▶ Your instructions
Every line that holds "object" should be shown.

** start Supplied records **

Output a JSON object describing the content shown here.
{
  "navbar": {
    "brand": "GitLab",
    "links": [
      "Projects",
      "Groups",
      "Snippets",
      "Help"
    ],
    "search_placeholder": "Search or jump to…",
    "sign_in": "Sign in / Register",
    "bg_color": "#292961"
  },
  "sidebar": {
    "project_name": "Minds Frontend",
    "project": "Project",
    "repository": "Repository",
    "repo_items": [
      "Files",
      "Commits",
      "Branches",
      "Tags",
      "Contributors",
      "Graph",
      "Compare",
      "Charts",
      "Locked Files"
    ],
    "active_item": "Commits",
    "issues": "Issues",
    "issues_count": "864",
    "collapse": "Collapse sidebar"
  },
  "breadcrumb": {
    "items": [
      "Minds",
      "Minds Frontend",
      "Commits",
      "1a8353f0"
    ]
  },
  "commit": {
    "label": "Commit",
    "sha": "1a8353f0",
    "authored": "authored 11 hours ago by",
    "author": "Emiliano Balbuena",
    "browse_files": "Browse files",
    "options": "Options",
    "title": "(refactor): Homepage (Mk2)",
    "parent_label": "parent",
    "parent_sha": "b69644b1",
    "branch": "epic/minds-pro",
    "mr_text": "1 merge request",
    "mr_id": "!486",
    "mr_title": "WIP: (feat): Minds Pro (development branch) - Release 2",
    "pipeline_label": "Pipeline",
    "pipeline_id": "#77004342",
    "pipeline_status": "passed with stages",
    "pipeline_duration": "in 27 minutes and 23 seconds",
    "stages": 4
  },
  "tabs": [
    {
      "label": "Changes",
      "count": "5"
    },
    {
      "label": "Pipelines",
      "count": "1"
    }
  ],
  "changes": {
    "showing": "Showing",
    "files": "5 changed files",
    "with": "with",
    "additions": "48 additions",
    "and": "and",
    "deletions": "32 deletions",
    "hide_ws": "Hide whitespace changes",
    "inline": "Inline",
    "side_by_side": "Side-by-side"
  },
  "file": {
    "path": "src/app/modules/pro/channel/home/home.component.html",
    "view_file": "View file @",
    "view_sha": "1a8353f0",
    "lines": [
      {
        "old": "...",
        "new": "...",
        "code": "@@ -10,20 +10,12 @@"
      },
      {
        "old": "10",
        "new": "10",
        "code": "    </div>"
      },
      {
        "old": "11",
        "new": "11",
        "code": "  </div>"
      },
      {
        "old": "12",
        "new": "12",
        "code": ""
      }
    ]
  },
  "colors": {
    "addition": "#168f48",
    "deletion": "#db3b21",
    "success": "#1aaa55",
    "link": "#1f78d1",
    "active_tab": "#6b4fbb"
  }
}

** end Supplied records **
** start Supplied records **

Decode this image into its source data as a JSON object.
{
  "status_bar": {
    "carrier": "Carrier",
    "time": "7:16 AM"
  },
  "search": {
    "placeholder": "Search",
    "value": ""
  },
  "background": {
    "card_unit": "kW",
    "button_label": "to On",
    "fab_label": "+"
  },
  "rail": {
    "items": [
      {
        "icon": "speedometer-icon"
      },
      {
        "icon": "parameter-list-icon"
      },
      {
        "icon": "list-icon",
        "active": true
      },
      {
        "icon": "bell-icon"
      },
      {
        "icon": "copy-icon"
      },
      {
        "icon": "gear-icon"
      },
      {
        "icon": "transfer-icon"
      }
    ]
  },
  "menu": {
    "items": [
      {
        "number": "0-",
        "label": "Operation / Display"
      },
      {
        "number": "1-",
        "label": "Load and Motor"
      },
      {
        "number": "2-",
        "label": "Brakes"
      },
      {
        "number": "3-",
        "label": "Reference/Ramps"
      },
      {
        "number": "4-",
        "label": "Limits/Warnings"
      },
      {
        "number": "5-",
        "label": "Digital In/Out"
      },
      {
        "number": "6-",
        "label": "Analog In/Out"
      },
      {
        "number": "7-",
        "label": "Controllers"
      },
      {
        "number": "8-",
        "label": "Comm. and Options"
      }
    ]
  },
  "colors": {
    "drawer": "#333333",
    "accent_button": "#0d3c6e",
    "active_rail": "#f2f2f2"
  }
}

** end Supplied records **

▶ Exercise solution
Output a JSON object describing the content shown here.
Decode this image into its source data as a JSON object.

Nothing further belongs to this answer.